> _Dataset rows_:

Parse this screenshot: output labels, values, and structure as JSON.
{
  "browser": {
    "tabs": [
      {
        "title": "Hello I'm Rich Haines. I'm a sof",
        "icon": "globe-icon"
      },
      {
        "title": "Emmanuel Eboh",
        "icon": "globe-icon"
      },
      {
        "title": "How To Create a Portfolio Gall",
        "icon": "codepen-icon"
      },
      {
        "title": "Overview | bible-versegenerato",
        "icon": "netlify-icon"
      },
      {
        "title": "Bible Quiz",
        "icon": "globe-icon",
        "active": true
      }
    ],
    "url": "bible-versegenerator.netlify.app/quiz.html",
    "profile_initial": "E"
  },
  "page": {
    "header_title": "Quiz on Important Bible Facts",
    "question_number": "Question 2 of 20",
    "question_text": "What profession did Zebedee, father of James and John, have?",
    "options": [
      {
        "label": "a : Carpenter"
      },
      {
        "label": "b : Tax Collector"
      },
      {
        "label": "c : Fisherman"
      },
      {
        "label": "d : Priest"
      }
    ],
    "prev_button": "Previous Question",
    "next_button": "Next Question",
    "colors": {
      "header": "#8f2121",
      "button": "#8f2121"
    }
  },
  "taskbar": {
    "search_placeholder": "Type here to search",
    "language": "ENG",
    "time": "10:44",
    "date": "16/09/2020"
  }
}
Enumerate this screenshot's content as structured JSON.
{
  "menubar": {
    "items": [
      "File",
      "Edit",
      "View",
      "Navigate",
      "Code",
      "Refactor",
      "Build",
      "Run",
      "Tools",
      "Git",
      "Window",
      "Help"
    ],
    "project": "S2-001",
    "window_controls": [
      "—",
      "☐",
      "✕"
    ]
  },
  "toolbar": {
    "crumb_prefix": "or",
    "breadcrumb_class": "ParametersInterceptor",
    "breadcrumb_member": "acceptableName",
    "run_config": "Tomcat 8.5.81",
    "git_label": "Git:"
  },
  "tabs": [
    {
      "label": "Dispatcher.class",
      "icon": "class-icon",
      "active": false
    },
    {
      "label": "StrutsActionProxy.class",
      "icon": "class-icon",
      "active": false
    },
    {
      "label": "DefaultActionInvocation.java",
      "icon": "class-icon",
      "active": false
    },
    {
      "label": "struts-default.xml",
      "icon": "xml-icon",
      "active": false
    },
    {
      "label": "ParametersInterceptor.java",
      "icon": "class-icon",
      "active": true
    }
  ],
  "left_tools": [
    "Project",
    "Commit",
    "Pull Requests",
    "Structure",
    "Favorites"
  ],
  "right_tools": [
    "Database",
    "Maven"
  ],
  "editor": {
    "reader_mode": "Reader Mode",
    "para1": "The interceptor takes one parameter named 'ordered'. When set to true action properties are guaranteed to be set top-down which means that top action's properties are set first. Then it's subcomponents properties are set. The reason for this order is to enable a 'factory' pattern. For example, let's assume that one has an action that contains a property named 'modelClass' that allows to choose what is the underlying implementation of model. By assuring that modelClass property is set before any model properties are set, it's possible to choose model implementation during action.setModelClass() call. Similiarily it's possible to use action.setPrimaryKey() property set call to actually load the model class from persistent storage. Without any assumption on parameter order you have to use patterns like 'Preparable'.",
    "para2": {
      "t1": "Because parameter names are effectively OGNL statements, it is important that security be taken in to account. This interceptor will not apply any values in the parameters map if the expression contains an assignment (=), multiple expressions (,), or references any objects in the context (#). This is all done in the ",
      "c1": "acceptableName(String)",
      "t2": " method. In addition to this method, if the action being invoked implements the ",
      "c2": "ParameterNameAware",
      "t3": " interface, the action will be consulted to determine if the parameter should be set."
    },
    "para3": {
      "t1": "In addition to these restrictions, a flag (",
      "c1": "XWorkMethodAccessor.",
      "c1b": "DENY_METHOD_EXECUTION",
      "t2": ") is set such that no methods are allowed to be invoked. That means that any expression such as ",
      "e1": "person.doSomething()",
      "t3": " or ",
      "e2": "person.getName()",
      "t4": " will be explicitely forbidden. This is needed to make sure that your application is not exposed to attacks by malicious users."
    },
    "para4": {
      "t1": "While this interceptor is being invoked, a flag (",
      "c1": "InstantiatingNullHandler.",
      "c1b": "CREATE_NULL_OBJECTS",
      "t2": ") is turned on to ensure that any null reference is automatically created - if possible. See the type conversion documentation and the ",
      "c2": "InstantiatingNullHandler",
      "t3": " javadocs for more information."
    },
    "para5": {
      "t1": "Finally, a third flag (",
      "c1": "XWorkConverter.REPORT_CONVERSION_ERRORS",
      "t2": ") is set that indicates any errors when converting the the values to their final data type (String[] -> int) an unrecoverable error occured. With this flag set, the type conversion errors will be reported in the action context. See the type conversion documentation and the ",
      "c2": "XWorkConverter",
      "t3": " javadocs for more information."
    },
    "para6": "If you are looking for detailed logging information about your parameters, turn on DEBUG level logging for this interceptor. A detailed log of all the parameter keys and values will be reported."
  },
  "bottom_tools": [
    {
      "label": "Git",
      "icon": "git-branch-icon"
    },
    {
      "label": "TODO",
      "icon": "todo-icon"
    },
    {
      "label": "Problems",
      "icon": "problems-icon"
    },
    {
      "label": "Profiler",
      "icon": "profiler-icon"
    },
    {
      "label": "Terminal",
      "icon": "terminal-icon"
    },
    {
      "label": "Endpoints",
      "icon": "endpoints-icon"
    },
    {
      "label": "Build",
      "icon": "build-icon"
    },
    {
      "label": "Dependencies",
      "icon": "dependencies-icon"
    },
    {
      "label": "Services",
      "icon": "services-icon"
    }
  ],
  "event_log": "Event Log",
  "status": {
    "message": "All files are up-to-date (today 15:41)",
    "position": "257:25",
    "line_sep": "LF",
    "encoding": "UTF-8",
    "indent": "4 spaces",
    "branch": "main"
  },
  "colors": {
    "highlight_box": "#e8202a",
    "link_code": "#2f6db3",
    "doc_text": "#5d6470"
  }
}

> _Task prompt_:
Copy out each line above, character for character.

> _Answer to this problem_:
Parse this screenshot: output labels, values, and structure as JSON.
{
  "browser": {
    "tabs": [
      {
        "title": "Hello I'm Rich Haines. I'm a sof",
        "icon": "globe-icon"
      },
      {
        "title": "Emmanuel Eboh",
        "icon": "globe-icon"
      },
      {
        "title": "How To Create a Portfolio Gall",
        "icon": "codepen-icon"
      },
      {
        "title": "Overview | bible-versegenerato",
        "icon": "netlify-icon"
      },
      {
        "title": "Bible Quiz",
        "icon": "globe-icon",
        "active": true
      }
    ],
    "url": "bible-versegenerator.netlify.app/quiz.html",
    "profile_initial": "E"
  },
  "page": {
    "header_title": "Quiz on Important Bible Facts",
    "question_number": "Question 2 of 20",
    "question_text": "What profession did Zebedee, father of James and John, have?",
    "options": [
      {
        "label": "a : Carpenter"
      },
      {
        "label": "b : Tax Collector"
      },
      {
        "label": "c : Fisherman"
      },
      {
        "label": "d : Priest"
      }
    ],
    "prev_button": "Previous Question",
    "next_button": "Next Question",
    "colors": {
      "header": "#8f2121",
      "button": "#8f2121"
    }
  },
  "taskbar": {
    "search_placeholder": "Type here to search",
    "language": "ENG",
    "time": "10:44",
    "date": "16/09/2020"
  }
}
Enumerate this screenshot's content as structured JSON.
{
  "menubar": {
    "items": [
      "File",
      "Edit",
      "View",
      "Navigate",
      "Code",
      "Refactor",
      "Build",
      "Run",
      "Tools",
      "Git",
      "Window",
      "Help"
    ],
    "project": "S2-001",
    "window_controls": [
      "—",
      "☐",
      "✕"
    ]
  },
  "toolbar": {
    "crumb_prefix": "or",
    "breadcrumb_class": "ParametersInterceptor",
    "breadcrumb_member": "acceptableName",
    "run_config": "Tomcat 8.5.81",
    "git_label": "Git:"
  },
  "tabs": [
    {
      "label": "Dispatcher.class",
      "icon": "class-icon",
      "active": false
    },
    {
      "label": "StrutsActionProxy.class",
      "icon": "class-icon",
      "active": false
    },
    {
      "label": "DefaultActionInvocation.java",
      "icon": "class-icon",
      "active": false
    },
    {
      "label": "struts-default.xml",
      "icon": "xml-icon",
      "active": false
    },
    {
      "label": "ParametersInterceptor.java",
      "icon": "class-icon",
      "active": true
    }
  ],
  "left_tools": [
    "Project",
    "Commit",
    "Pull Requests",
    "Structure",
    "Favorites"
  ],
  "right_tools": [
    "Database",
    "Maven"
  ],
  "editor": {
    "reader_mode": "Reader Mode",
    "para1": "The interceptor takes one parameter named 'ordered'. When set to true action properties are guaranteed to be set top-down which means that top action's properties are set first. Then it's subcomponents properties are set. The reason for this order is to enable a 'factory' pattern. For example, let's assume that one has an action that contains a property named 'modelClass' that allows to choose what is the underlying implementation of model. By assuring that modelClass property is set before any model properties are set, it's possible to choose model implementation during action.setModelClass() call. Similiarily it's possible to use action.setPrimaryKey() property set call to actually load the model class from persistent storage. Without any assumption on parameter order you have to use patterns like 'Preparable'.",
    "para2": {
      "t1": "Because parameter names are effectively OGNL statements, it is important that security be taken in to account. This interceptor will not apply any values in the parameters map if the expression contains an assignment (=), multiple expressions (,), or references any objects in the context (#). This is all done in the ",
      "c1": "acceptableName(String)",
      "t2": " method. In addition to this method, if the action being invoked implements the ",
      "c2": "ParameterNameAware",
      "t3": " interface, the action will be consulted to determine if the parameter should be set."
    },
    "para3": {
      "t1": "In addition to these restrictions, a flag (",
      "c1": "XWorkMethodAccessor.",
      "c1b": "DENY_METHOD_EXECUTION",
      "t2": ") is set such that no methods are allowed to be invoked. That means that any expression such as ",
      "e1": "person.doSomething()",
      "t3": " or ",
      "e2": "person.getName()",
      "t4": " will be explicitely forbidden. This is needed to make sure that your application is not exposed to attacks by malicious users."
    },
    "para4": {
      "t1": "While this interceptor is being invoked, a flag (",
      "c1": "InstantiatingNullHandler.",
      "c1b": "CREATE_NULL_OBJECTS",
      "t2": ") is turned on to ensure that any null reference is automatically created - if possible. See the type conversion documentation and the ",
      "c2": "InstantiatingNullHandler",
      "t3": " javadocs for more information."
    },
    "para5": {
      "t1": "Finally, a third flag (",
      "c1": "XWorkConverter.REPORT_CONVERSION_ERRORS",
      "t2": ") is set that indicates any errors when converting the the values to their final data type (String[] -> int) an unrecoverable error occured. With this flag set, the type conversion errors will be reported in the action context. See the type conversion documentation and the ",
      "c2": "XWorkConverter",
      "t3": " javadocs for more information."
    },
    "para6": "If you are looking for detailed logging information about your parameters, turn on DEBUG level logging for this interceptor. A detailed log of all the parameter keys and values will be reported."
  },
  "bottom_tools": [
    {
      "label": "Git",
      "icon": "git-branch-icon"
    },
    {
      "label": "TODO",
      "icon": "todo-icon"
    },
    {
      "label": "Problems",
      "icon": "problems-icon"
    },
    {
      "label": "Profiler",
      "icon": "profiler-icon"
    },
    {
      "label": "Terminal",
      "icon": "terminal-icon"
    },
    {
      "label": "Endpoints",
      "icon": "endpoints-icon"
    },
    {
      "label": "Build",
      "icon": "build-icon"
    },
    {
      "label": "Dependencies",
      "icon": "dependencies-icon"
    },
    {
      "label": "Services",
      "icon": "services-icon"
    }
  ],
  "event_log": "Event Log",
  "status": {
    "message": "All files are up-to-date (today 15:41)",
    "position": "257:25",
    "line_sep": "LF",
    "encoding": "UTF-8",
    "indent": "4 spaces",
    "branch": "main"
  },
  "colors": {
    "highlight_box": "#e8202a",
    "link_code": "#2f6db3",
    "doc_text": "#5d6470"
  }
}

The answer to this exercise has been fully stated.